[PROVIDED RECORDS]
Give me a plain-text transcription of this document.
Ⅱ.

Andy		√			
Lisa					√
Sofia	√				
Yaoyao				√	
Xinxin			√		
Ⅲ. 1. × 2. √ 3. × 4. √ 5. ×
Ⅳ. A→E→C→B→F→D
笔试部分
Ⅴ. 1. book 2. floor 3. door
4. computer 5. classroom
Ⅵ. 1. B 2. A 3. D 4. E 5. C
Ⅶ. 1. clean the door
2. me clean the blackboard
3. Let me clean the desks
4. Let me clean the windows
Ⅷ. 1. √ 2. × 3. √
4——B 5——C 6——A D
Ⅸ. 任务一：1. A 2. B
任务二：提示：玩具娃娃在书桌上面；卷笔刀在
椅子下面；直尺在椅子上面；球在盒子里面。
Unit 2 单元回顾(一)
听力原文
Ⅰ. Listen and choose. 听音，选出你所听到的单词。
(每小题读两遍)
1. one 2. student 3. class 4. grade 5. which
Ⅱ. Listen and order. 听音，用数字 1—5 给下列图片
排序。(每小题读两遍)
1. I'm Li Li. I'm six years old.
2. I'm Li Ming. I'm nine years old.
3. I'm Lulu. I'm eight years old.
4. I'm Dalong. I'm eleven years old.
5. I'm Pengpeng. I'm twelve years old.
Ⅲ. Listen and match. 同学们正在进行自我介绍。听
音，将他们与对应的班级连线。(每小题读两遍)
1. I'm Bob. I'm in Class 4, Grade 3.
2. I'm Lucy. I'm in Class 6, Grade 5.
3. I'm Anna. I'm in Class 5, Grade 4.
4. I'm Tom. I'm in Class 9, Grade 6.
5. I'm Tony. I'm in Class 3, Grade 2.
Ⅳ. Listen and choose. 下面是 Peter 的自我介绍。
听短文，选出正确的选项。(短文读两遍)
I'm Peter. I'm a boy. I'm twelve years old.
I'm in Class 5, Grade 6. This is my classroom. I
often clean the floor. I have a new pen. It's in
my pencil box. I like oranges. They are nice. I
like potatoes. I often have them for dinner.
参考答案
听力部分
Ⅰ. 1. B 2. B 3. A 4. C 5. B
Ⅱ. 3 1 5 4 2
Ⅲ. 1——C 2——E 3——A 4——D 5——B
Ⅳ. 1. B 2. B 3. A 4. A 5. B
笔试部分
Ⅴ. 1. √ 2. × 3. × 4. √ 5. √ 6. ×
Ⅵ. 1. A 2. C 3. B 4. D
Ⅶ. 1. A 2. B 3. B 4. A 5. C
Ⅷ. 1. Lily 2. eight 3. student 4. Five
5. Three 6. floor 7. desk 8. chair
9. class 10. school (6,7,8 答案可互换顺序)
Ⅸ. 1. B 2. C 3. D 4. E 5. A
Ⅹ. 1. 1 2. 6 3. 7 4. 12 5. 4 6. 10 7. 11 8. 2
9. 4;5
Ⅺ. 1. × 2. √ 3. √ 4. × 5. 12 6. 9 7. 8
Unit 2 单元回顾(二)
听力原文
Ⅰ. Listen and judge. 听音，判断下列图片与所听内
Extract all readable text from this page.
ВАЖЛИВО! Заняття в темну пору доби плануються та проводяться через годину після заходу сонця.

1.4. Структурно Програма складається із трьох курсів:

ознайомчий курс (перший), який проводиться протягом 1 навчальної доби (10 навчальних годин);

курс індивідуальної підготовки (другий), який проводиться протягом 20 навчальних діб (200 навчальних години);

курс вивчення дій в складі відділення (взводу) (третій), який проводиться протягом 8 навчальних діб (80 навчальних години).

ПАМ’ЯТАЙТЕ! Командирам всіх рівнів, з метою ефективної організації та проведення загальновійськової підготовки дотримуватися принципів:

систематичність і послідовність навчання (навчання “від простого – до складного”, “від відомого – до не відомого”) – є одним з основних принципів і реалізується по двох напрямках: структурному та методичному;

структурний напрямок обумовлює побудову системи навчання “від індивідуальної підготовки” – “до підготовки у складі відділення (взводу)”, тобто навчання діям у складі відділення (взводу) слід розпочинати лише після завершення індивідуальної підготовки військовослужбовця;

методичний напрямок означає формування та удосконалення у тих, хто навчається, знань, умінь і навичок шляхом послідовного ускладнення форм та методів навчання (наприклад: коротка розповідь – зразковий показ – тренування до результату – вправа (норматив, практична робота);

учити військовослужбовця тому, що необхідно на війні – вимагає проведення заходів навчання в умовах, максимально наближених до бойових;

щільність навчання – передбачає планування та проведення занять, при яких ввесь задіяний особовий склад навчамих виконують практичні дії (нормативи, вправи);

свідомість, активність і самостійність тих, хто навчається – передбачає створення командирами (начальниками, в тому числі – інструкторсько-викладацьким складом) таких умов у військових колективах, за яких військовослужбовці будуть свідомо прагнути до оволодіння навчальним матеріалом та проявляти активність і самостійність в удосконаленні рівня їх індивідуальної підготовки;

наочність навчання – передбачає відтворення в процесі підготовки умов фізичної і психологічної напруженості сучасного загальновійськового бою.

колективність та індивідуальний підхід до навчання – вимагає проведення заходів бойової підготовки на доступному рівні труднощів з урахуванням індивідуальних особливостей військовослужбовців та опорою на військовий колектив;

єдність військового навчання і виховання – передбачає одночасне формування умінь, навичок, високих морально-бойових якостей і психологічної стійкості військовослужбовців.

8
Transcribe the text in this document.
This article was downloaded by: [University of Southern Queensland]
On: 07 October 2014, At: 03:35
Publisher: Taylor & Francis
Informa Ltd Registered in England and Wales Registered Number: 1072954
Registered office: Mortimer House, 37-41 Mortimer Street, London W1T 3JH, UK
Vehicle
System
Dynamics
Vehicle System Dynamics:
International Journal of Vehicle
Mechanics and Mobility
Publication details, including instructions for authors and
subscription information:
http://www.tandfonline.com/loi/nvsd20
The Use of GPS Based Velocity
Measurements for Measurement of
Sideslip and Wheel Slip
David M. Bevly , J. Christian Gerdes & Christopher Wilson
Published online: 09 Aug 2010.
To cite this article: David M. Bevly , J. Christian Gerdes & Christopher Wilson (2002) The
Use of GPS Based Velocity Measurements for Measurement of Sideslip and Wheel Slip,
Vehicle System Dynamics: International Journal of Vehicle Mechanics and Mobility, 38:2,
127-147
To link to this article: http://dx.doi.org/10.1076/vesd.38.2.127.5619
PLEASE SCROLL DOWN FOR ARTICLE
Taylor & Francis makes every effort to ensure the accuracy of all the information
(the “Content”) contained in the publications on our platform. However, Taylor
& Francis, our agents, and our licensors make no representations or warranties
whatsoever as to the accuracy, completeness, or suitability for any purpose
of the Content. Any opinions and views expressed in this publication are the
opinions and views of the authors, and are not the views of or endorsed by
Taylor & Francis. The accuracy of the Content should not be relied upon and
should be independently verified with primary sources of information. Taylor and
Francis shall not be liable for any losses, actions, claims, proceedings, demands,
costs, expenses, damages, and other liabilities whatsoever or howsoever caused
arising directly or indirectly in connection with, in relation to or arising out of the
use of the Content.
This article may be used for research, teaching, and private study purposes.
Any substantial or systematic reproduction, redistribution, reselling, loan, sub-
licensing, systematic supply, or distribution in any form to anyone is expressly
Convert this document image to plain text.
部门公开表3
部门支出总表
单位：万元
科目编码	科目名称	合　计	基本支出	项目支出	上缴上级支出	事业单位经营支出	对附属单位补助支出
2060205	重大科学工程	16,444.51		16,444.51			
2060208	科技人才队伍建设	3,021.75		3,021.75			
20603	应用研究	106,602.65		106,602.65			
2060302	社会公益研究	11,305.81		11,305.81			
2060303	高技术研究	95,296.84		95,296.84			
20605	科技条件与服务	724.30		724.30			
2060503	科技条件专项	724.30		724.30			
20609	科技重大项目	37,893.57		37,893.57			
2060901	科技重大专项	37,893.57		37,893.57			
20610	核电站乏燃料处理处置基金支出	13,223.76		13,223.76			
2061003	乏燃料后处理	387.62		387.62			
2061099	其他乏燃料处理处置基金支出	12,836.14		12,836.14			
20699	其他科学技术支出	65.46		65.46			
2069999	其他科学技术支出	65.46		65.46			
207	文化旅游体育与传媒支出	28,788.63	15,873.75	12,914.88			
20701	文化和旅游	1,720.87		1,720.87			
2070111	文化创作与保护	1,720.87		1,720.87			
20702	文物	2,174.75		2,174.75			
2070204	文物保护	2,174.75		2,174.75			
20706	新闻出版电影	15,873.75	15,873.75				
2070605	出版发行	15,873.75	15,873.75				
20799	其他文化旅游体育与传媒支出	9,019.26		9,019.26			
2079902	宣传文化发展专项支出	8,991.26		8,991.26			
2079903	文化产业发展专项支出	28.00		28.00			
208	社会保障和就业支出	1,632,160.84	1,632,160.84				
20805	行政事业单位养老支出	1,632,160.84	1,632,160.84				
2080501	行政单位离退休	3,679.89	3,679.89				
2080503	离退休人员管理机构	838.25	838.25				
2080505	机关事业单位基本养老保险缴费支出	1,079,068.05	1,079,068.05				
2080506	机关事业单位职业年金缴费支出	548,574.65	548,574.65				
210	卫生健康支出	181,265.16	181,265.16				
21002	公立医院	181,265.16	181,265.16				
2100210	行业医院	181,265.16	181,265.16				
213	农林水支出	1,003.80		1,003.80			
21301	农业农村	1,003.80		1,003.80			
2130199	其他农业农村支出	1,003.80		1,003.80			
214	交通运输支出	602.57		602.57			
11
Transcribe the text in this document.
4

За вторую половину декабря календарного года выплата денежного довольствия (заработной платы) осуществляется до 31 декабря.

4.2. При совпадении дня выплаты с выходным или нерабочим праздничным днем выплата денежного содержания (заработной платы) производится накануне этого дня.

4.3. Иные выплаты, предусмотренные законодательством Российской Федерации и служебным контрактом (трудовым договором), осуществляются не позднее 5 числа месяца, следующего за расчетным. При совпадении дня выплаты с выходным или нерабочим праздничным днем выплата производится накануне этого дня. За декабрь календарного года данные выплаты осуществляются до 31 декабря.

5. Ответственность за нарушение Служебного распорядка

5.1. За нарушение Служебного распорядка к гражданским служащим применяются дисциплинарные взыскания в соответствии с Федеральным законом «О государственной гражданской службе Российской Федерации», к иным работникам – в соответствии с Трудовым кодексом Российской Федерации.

[TASK BRIEF] Every line that holds the word "opinions" counts once; state the total number of such lines and nothing else.

[EXERCISE OUTPUT] 2